- **Instructions for the task**
Pull every line containing the word "Admin" from the records.

>> begin The records

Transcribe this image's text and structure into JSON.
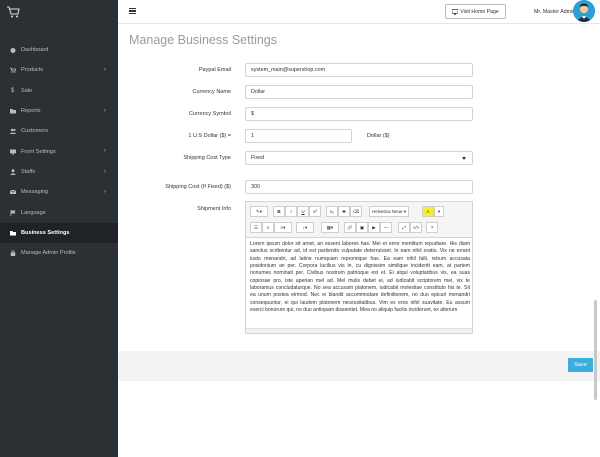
{
  "sidebar": {
    "items": [
      {
        "label": "Dashboard",
        "icon": "dashboard-icon",
        "has_arrow": false
      },
      {
        "label": "Products",
        "icon": "cart-icon",
        "has_arrow": true
      },
      {
        "label": "Sale",
        "icon": "dollar-icon",
        "has_arrow": false
      },
      {
        "label": "Reports",
        "icon": "folder-icon",
        "has_arrow": true
      },
      {
        "label": "Customers",
        "icon": "users-icon",
        "has_arrow": false
      },
      {
        "label": "Front Settings",
        "icon": "desktop-icon",
        "has_arrow": true
      },
      {
        "label": "Staffs",
        "icon": "user-icon",
        "has_arrow": true
      },
      {
        "label": "Messaging",
        "icon": "envelope-icon",
        "has_arrow": true
      },
      {
        "label": "Language",
        "icon": "flag-icon",
        "has_arrow": false
      },
      {
        "label": "Business Settings",
        "icon": "folder-icon",
        "has_arrow": false,
        "active": true
      },
      {
        "label": "Manage Admin Profile",
        "icon": "lock-icon",
        "has_arrow": false
      }
    ]
  },
  "header": {
    "visit_label": "Visit Home Page",
    "user_name": "Mr. Master Admin"
  },
  "page": {
    "title": "Manage Business Settings"
  },
  "form": {
    "paypal_label": "Paypal Email",
    "paypal_value": "system_main@supershop.com",
    "currency_name_label": "Currency Name",
    "currency_name_value": "Dollar",
    "currency_symbol_label": "Currency Symbol",
    "currency_symbol_value": "$",
    "usd_label": "1 U.S Dollar ($) =",
    "usd_value": "1",
    "usd_suffix": "Dollar ($)",
    "shipping_type_label": "Shipping Cost Type",
    "shipping_type_value": "Fixed",
    "shipping_cost_label": "Shipping Cost (If Fixed) ($)",
    "shipping_cost_value": "300",
    "shipment_info_label": "Shipment Info"
  },
  "editor": {
    "font_name": "Helvetica Neue",
    "content": "Lorem ipsum dolor sit amet, an essent labores has. Mei et error mentitum repudiare. His diam sanctus scribentur ad, id est partiendo vulputate deterruisset. In eam nihil oratio. Vix ne errant iusto menandri, ad latine numquam repromique has. Ea eam nihil falli, rebum accusata posidonium an per. Corpora lucilius vis in, cu dignissim similique incideritt eam, at partem nonumes nominati per. Civibus nostrum patrioque est et. Ei atqui voluptaribus vix, ea suas copiosae pro, iste aperian mel ad. Mel mulis debet ei, ad iudicabit scriptorem mei, vix te laboramus concludaturque. No sea accusam platonem, iudicabit molestiae constituto his te. Sit ea unum postea eirmod. Nec ei blandit accommodare definitionem, no duo epicuri menandri consequuntur, ei qui laudem platonem necessitatibus. Vim ex eros nihil suavitate. Eu assum exerci bonorum qui, no duo antiopam dissentiet. Mea no aliquip facilis inciderunt, ex alterum"
  },
  "footer": {
    "save_label": "Save"
  },
  "colors": {
    "sidebar_bg": "#2b3035",
    "accent": "#3bafda"
  }
}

>> end The records

- **Exercise solution**
        "label": "Manage Admin Profile",
    "user_name": "Mr. Master Admin"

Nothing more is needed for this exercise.